Aim: In the entries, find all lines that hold the word "rank" and copy them.
## Start
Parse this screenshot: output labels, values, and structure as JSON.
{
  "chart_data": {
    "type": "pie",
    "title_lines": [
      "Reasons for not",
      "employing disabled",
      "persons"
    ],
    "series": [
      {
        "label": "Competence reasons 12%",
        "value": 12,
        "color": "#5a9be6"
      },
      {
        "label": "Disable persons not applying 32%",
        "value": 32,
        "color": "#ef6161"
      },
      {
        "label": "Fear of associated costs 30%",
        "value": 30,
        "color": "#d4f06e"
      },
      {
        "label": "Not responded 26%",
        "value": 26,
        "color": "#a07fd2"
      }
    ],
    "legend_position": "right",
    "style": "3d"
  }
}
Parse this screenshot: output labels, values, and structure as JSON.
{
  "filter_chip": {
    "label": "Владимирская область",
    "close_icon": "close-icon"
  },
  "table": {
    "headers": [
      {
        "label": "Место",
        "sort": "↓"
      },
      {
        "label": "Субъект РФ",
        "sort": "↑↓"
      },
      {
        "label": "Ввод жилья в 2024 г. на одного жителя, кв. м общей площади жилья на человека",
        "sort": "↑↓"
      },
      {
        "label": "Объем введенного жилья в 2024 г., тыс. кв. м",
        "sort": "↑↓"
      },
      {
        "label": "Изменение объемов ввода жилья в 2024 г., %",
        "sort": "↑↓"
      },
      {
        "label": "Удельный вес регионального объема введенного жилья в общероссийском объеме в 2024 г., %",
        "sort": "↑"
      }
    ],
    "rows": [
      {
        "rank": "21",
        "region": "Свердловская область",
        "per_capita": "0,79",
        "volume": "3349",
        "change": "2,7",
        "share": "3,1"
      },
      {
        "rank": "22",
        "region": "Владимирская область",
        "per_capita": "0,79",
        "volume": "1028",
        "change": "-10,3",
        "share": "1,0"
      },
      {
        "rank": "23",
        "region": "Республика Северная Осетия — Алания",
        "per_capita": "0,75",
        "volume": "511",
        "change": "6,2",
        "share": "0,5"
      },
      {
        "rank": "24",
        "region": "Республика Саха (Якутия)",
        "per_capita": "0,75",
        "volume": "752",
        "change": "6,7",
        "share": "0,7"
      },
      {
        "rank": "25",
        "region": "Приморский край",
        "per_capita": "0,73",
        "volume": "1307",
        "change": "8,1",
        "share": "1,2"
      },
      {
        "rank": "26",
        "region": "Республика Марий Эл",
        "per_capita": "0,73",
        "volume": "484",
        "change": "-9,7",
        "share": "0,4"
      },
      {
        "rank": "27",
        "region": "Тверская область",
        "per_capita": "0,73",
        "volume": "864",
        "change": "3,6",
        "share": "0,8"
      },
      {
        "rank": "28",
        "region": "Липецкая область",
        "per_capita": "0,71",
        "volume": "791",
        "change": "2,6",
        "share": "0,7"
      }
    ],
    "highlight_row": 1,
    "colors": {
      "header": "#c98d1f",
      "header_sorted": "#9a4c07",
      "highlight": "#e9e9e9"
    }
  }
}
## End
Answer to this exercise:
        "rank": "21",
        "rank": "22",
        "rank": "23",
        "rank": "24",
        "rank": "25",
        "rank": "26",
        "rank": "27",
        "rank": "28",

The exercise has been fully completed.